Collect all the lines that mention the word "funící".

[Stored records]

^^^^^^^^^^^^^^^^

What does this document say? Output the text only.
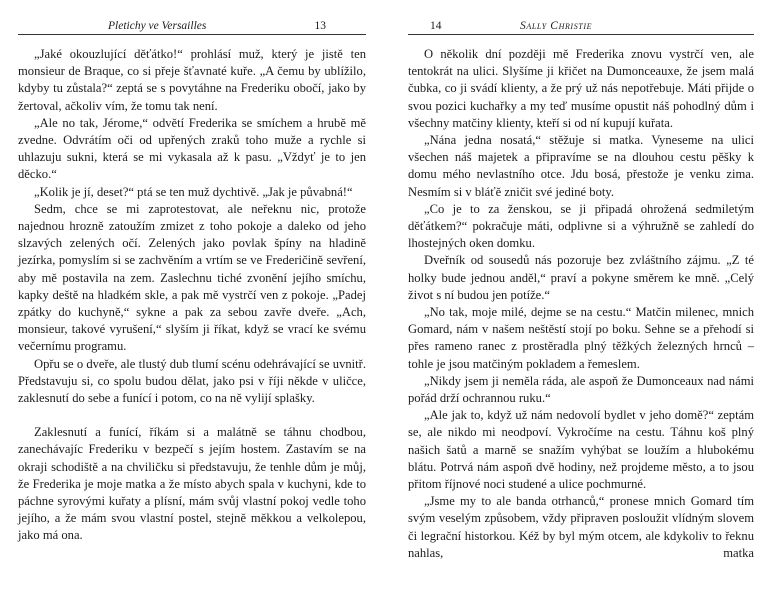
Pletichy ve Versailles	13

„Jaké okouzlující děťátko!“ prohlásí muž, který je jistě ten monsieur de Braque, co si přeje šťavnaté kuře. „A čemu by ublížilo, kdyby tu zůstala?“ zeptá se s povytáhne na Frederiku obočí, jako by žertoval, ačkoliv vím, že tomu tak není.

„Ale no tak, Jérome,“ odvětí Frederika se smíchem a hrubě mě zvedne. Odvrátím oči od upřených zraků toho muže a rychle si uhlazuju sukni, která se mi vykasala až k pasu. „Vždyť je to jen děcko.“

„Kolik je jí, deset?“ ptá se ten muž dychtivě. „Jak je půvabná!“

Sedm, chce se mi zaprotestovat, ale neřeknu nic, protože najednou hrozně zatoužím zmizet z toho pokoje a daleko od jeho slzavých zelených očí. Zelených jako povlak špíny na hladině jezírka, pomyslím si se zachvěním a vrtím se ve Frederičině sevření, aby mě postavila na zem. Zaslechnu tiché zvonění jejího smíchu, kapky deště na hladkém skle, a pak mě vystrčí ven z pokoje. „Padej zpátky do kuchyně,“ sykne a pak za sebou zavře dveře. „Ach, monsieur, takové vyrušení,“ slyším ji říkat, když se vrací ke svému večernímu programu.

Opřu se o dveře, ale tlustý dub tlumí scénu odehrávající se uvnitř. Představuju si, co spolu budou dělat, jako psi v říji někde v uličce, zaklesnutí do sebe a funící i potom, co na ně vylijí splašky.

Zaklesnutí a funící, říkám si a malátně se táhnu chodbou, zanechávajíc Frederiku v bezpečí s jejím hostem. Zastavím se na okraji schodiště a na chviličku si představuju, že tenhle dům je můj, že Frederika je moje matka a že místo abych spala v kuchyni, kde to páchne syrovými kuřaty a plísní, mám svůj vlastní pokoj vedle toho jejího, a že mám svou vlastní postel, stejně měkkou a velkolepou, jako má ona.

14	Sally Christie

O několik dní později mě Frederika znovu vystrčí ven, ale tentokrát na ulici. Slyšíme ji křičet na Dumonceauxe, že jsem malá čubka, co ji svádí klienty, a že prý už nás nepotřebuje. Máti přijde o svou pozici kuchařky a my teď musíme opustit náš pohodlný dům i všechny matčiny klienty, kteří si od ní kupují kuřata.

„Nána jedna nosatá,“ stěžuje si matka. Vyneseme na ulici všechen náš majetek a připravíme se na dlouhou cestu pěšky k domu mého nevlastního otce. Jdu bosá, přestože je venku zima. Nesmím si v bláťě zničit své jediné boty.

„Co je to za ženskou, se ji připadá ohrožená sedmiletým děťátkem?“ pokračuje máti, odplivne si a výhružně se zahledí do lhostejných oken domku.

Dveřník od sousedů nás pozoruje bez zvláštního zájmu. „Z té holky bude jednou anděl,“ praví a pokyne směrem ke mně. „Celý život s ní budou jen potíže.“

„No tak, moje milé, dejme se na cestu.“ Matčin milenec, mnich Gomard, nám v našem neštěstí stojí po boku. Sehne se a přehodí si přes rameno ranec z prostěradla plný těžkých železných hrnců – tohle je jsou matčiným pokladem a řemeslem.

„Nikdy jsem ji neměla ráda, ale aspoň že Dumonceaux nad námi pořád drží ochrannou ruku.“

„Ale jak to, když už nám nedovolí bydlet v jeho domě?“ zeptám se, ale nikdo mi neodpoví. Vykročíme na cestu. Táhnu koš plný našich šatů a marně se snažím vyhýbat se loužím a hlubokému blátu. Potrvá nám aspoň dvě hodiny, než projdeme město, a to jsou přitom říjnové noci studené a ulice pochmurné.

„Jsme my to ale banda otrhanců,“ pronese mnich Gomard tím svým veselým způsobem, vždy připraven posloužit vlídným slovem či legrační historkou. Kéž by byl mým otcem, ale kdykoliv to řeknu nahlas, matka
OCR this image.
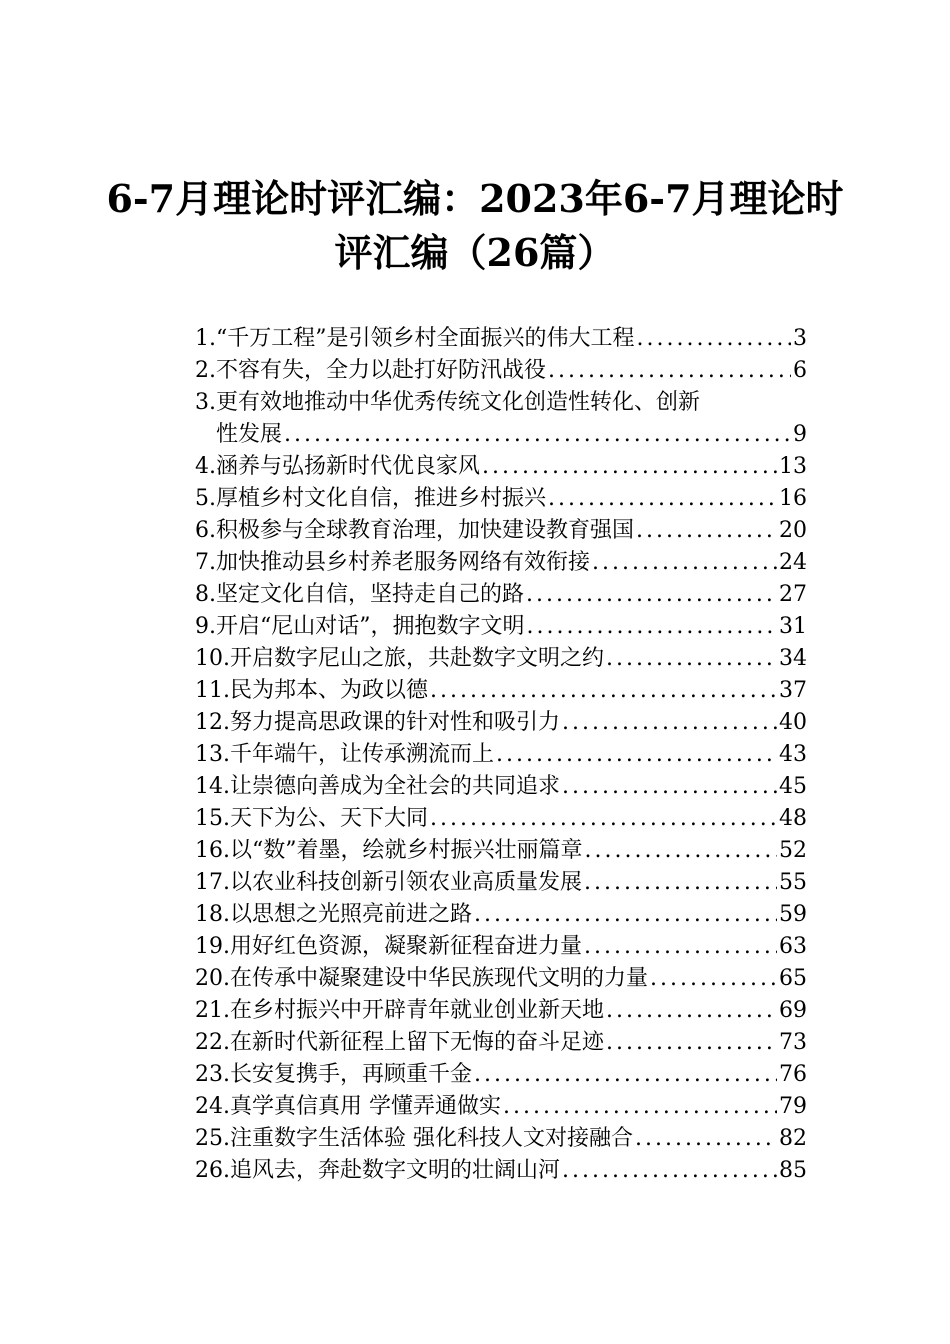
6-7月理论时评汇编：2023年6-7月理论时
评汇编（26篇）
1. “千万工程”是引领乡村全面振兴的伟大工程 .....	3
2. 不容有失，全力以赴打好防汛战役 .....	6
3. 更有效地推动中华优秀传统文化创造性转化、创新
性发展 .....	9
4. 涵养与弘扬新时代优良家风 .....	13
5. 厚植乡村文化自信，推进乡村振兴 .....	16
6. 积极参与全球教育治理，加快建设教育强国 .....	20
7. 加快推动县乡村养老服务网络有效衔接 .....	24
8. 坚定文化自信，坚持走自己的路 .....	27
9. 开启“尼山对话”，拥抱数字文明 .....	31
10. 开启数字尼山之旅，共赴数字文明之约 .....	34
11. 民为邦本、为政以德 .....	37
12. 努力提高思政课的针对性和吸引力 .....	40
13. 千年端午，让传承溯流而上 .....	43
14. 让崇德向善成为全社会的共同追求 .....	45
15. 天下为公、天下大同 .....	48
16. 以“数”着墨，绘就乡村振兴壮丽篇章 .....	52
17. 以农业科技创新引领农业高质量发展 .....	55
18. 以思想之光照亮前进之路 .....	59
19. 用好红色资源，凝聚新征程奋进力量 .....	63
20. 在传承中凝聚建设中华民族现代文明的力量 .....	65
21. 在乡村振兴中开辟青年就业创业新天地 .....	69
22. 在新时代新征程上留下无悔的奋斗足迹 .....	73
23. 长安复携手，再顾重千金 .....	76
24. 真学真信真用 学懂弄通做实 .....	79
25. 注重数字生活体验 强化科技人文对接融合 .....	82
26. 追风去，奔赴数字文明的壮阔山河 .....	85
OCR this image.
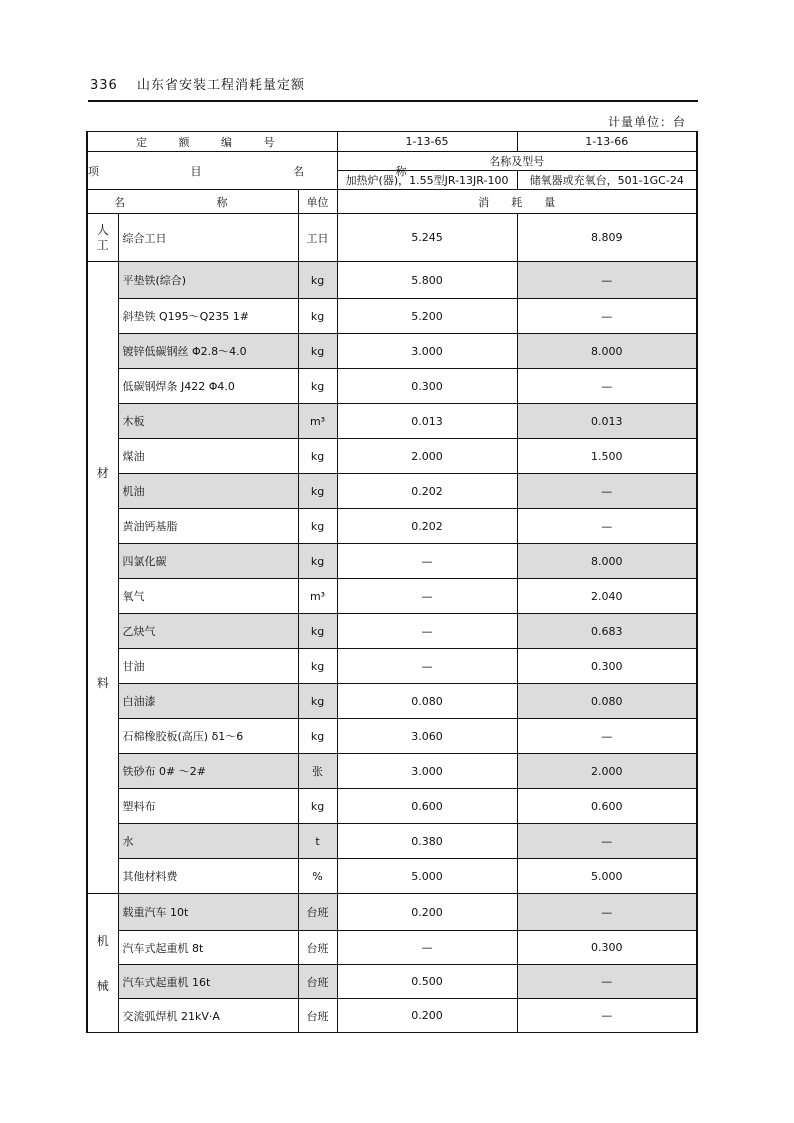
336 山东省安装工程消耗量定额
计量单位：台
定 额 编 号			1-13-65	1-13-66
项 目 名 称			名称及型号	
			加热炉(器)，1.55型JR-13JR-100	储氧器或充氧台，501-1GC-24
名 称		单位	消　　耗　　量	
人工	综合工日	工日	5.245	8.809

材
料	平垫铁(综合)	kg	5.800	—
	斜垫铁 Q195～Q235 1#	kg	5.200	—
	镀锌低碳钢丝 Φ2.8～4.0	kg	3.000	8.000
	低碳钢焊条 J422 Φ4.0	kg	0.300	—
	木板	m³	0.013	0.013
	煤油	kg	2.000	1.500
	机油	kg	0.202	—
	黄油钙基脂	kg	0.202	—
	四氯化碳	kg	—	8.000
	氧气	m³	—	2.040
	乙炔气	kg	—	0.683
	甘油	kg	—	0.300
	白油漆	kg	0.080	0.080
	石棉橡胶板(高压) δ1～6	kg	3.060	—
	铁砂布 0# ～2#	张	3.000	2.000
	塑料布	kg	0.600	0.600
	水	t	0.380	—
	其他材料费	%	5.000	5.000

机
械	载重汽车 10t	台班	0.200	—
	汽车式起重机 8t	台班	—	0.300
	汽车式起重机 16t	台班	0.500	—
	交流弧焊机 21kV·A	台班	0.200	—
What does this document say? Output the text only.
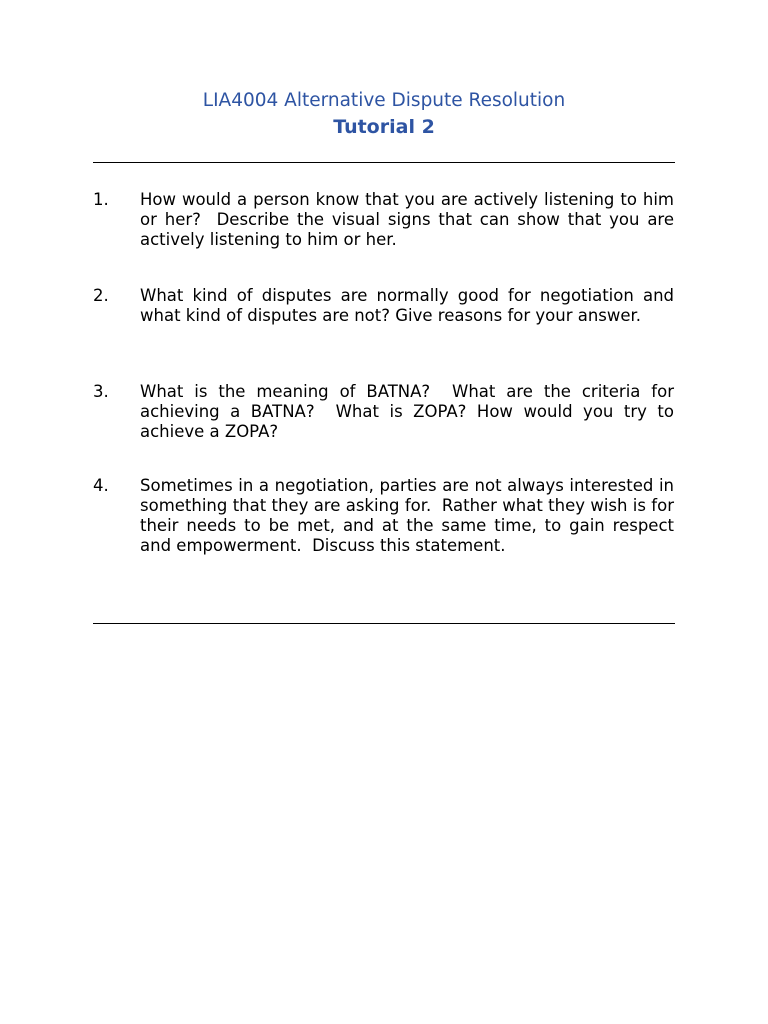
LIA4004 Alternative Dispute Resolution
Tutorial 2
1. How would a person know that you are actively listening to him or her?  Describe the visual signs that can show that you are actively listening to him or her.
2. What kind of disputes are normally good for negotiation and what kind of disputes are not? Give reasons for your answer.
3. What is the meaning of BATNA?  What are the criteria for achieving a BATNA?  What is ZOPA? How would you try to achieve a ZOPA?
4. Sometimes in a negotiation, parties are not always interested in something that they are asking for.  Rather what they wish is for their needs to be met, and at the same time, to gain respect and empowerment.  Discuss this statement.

^^^^^^^^^^^^^^^^

— SOLUTION FOR THIS PROBLEM —
Opřu se o dveře, ale tlustý dub tlumí scénu odehrávající se uvnitř. Představuju si, co spolu budou dělat, jako psi v říji někde v uličce, zaklesnutí do sebe a funící i potom, co na ně vylijí splašky.
Zaklesnutí a funící, říkám si a malátně se táhnu chodbou, zanechávajíc Frederiku v bezpečí s jejím hostem. Zastavím se na okraji schodiště a na chviličku si představuju, že tenhle dům je můj, že Frederika je moje matka a že místo abych spala v kuchyni, kde to páchne syrovými kuřaty a plísní, mám svůj vlastní pokoj vedle toho jejího, a že mám svou vlastní postel, stejně měkkou a velkolepou, jako má ona.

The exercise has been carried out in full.